Start of Provided data

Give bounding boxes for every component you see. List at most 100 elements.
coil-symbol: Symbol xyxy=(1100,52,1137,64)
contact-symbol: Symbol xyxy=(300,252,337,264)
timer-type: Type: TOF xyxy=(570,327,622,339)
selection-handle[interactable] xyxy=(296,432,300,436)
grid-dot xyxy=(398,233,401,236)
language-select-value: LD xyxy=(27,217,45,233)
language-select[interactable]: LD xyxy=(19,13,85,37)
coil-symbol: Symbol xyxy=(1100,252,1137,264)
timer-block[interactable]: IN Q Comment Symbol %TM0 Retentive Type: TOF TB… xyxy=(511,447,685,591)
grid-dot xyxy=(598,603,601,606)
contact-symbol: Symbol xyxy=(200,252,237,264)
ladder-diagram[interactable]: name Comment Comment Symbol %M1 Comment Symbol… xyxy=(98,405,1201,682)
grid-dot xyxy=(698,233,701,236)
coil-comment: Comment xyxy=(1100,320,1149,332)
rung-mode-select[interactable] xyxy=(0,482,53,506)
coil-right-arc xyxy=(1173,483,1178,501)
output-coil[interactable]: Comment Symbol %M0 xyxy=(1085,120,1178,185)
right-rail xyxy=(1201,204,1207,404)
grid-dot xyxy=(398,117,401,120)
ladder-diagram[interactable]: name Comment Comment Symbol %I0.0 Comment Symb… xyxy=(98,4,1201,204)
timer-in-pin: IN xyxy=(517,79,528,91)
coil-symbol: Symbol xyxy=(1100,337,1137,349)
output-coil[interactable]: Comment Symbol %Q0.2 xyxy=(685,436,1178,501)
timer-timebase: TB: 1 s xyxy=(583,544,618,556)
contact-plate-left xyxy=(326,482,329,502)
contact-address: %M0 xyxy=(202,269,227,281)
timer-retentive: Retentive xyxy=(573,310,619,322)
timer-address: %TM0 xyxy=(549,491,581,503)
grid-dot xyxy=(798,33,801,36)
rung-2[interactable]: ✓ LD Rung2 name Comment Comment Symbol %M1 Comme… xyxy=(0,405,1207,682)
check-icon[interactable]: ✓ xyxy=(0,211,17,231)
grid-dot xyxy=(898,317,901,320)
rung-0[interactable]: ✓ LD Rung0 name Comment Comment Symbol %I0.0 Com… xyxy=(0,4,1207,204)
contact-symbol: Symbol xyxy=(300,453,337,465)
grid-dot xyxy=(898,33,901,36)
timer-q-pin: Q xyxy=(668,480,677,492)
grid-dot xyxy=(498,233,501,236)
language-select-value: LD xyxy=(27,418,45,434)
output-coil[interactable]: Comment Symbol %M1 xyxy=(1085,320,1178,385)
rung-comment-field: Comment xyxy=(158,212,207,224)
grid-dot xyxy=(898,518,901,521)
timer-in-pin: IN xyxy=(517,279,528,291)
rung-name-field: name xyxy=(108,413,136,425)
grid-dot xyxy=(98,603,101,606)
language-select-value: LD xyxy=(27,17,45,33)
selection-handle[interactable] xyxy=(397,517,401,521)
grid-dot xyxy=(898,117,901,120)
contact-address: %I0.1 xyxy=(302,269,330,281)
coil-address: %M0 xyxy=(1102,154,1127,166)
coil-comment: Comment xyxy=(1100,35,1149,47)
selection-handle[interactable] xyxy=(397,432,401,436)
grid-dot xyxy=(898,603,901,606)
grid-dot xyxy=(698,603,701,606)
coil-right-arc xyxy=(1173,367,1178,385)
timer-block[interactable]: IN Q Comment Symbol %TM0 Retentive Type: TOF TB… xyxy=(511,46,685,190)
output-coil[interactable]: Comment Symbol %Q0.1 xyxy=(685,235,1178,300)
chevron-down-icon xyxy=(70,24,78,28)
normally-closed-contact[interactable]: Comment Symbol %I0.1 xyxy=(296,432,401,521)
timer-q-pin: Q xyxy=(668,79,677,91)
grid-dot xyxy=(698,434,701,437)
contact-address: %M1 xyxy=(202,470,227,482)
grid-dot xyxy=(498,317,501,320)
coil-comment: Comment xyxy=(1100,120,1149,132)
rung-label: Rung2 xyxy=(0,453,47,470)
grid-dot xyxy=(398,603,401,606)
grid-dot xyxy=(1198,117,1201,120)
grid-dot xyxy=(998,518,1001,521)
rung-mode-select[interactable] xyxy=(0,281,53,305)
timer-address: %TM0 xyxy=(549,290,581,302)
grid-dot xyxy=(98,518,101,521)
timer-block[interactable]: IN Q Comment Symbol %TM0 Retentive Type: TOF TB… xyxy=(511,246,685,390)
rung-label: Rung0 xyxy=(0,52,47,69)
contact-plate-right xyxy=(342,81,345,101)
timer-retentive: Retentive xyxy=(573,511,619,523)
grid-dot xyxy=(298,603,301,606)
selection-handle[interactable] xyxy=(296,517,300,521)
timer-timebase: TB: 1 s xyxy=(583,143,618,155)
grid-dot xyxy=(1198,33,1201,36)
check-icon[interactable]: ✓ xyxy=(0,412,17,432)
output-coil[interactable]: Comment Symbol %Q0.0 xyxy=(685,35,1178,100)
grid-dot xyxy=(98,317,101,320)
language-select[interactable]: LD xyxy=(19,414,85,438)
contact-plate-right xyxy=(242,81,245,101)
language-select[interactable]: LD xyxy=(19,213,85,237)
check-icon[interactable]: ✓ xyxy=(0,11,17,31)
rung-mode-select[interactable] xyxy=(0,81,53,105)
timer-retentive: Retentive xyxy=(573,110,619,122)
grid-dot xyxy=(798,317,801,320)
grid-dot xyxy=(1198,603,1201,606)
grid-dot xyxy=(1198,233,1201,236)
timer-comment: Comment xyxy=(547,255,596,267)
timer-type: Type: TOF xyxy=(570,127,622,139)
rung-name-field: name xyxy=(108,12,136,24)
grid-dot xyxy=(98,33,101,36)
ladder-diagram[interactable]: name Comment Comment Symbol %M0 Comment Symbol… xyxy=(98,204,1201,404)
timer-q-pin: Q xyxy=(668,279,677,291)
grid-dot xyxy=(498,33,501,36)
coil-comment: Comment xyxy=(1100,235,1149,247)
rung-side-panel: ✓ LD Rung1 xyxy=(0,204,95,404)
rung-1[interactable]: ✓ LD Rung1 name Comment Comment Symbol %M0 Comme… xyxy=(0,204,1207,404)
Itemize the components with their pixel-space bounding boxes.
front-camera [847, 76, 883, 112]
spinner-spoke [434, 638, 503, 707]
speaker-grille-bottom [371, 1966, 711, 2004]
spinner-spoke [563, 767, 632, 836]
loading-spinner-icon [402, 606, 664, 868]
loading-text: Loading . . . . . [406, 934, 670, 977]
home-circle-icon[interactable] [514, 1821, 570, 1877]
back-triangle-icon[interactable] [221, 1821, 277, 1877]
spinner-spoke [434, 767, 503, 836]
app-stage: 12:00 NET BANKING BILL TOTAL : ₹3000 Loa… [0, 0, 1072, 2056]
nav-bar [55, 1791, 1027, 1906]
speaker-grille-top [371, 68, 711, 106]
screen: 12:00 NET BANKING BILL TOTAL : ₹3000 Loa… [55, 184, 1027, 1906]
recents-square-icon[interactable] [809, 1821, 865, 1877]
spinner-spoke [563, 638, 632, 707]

End of Provided data

- **What to work on**: Copy every line of the data above with no changes at all, keeping each line in its original order.

- **The result**:
Give bounding boxes for every component you see. List at most 100 elements.
coil-symbol: Symbol xyxy=(1100,52,1137,64)
contact-symbol: Symbol xyxy=(300,252,337,264)
timer-type: Type: TOF xyxy=(570,327,622,339)
selection-handle[interactable] xyxy=(296,432,300,436)
grid-dot xyxy=(398,233,401,236)
language-select-value: LD xyxy=(27,217,45,233)
language-select[interactable]: LD xyxy=(19,13,85,37)
coil-symbol: Symbol xyxy=(1100,252,1137,264)
timer-block[interactable]: IN Q Comment Symbol %TM0 Retentive Type: TOF TB… xyxy=(511,447,685,591)
grid-dot xyxy=(598,603,601,606)
contact-symbol: Symbol xyxy=(200,252,237,264)
ladder-diagram[interactable]: name Comment Comment Symbol %M1 Comment Symbol… xyxy=(98,405,1201,682)
grid-dot xyxy=(698,233,701,236)
coil-comment: Comment xyxy=(1100,320,1149,332)
rung-mode-select[interactable] xyxy=(0,482,53,506)
coil-right-arc xyxy=(1173,483,1178,501)
output-coil[interactable]: Comment Symbol %M0 xyxy=(1085,120,1178,185)
right-rail xyxy=(1201,204,1207,404)
grid-dot xyxy=(398,117,401,120)
ladder-diagram[interactable]: name Comment Comment Symbol %I0.0 Comment Symb… xyxy=(98,4,1201,204)
timer-in-pin: IN xyxy=(517,79,528,91)
coil-symbol: Symbol xyxy=(1100,337,1137,349)
output-coil[interactable]: Comment Symbol %Q0.2 xyxy=(685,436,1178,501)
timer-timebase: TB: 1 s xyxy=(583,544,618,556)
contact-plate-left xyxy=(326,482,329,502)
contact-address: %M0 xyxy=(202,269,227,281)
timer-retentive: Retentive xyxy=(573,310,619,322)
timer-address: %TM0 xyxy=(549,491,581,503)
grid-dot xyxy=(798,33,801,36)
rung-2[interactable]: ✓ LD Rung2 name Comment Comment Symbol %M1 Comme… xyxy=(0,405,1207,682)
check-icon[interactable]: ✓ xyxy=(0,211,17,231)
grid-dot xyxy=(898,317,901,320)
rung-0[interactable]: ✓ LD Rung0 name Comment Comment Symbol %I0.0 Com… xyxy=(0,4,1207,204)
contact-symbol: Symbol xyxy=(300,453,337,465)
grid-dot xyxy=(898,33,901,36)
timer-q-pin: Q xyxy=(668,480,677,492)
grid-dot xyxy=(498,233,501,236)
language-select-value: LD xyxy=(27,418,45,434)
output-coil[interactable]: Comment Symbol %M1 xyxy=(1085,320,1178,385)
rung-comment-field: Comment xyxy=(158,212,207,224)
grid-dot xyxy=(898,518,901,521)
timer-in-pin: IN xyxy=(517,279,528,291)
rung-name-field: name xyxy=(108,413,136,425)
grid-dot xyxy=(98,603,101,606)
language-select-value: LD xyxy=(27,17,45,33)
selection-handle[interactable] xyxy=(397,517,401,521)
grid-dot xyxy=(898,117,901,120)
contact-address: %I0.1 xyxy=(302,269,330,281)
coil-address: %M0 xyxy=(1102,154,1127,166)
coil-comment: Comment xyxy=(1100,35,1149,47)
selection-handle[interactable] xyxy=(397,432,401,436)
grid-dot xyxy=(898,603,901,606)
grid-dot xyxy=(698,603,701,606)
coil-right-arc xyxy=(1173,367,1178,385)
timer-block[interactable]: IN Q Comment Symbol %TM0 Retentive Type: TOF TB… xyxy=(511,46,685,190)
output-coil[interactable]: Comment Symbol %Q0.1 xyxy=(685,235,1178,300)
chevron-down-icon xyxy=(70,24,78,28)
normally-closed-contact[interactable]: Comment Symbol %I0.1 xyxy=(296,432,401,521)
timer-q-pin: Q xyxy=(668,79,677,91)
grid-dot xyxy=(698,434,701,437)
contact-address: %M1 xyxy=(202,470,227,482)
grid-dot xyxy=(498,317,501,320)
coil-comment: Comment xyxy=(1100,120,1149,132)
rung-label: Rung2 xyxy=(0,453,47,470)
grid-dot xyxy=(398,603,401,606)
grid-dot xyxy=(1198,117,1201,120)
grid-dot xyxy=(998,518,1001,521)
rung-mode-select[interactable] xyxy=(0,281,53,305)
timer-address: %TM0 xyxy=(549,290,581,302)
grid-dot xyxy=(98,518,101,521)
timer-block[interactable]: IN Q Comment Symbol %TM0 Retentive Type: TOF TB… xyxy=(511,246,685,390)
rung-label: Rung0 xyxy=(0,52,47,69)
contact-plate-right xyxy=(342,81,345,101)
timer-retentive: Retentive xyxy=(573,511,619,523)
grid-dot xyxy=(298,603,301,606)
selection-handle[interactable] xyxy=(296,517,300,521)
timer-timebase: TB: 1 s xyxy=(583,143,618,155)
grid-dot xyxy=(1198,33,1201,36)
check-icon[interactable]: ✓ xyxy=(0,412,17,432)
output-coil[interactable]: Comment Symbol %Q0.0 xyxy=(685,35,1178,100)
grid-dot xyxy=(98,317,101,320)
language-select[interactable]: LD xyxy=(19,414,85,438)
contact-plate-right xyxy=(242,81,245,101)
language-select[interactable]: LD xyxy=(19,213,85,237)
check-icon[interactable]: ✓ xyxy=(0,11,17,31)
rung-mode-select[interactable] xyxy=(0,81,53,105)
timer-retentive: Retentive xyxy=(573,110,619,122)
grid-dot xyxy=(798,317,801,320)
grid-dot xyxy=(1198,603,1201,606)
grid-dot xyxy=(1198,233,1201,236)
timer-comment: Comment xyxy=(547,255,596,267)
timer-type: Type: TOF xyxy=(570,127,622,139)
rung-name-field: name xyxy=(108,12,136,24)
grid-dot xyxy=(98,33,101,36)
ladder-diagram[interactable]: name Comment Comment Symbol %M0 Comment Symbol… xyxy=(98,204,1201,404)
timer-q-pin: Q xyxy=(668,279,677,291)
grid-dot xyxy=(498,33,501,36)
coil-comment: Comment xyxy=(1100,235,1149,247)
rung-side-panel: ✓ LD Rung1 xyxy=(0,204,95,404)
rung-1[interactable]: ✓ LD Rung1 name Comment Comment Symbol %M0 Comme… xyxy=(0,204,1207,404)
Itemize the components with their pixel-space bounding boxes.
front-camera [847, 76, 883, 112]
spinner-spoke [434, 638, 503, 707]
speaker-grille-bottom [371, 1966, 711, 2004]
spinner-spoke [563, 767, 632, 836]
loading-spinner-icon [402, 606, 664, 868]
loading-text: Loading . . . . . [406, 934, 670, 977]
home-circle-icon[interactable] [514, 1821, 570, 1877]
back-triangle-icon[interactable] [221, 1821, 277, 1877]
spinner-spoke [434, 767, 503, 836]
app-stage: 12:00 NET BANKING BILL TOTAL : ₹3000 Loa… [0, 0, 1072, 2056]
nav-bar [55, 1791, 1027, 1906]
speaker-grille-top [371, 68, 711, 106]
screen: 12:00 NET BANKING BILL TOTAL : ₹3000 Loa… [55, 184, 1027, 1906]
recents-square-icon[interactable] [809, 1821, 865, 1877]
spinner-spoke [563, 638, 632, 707]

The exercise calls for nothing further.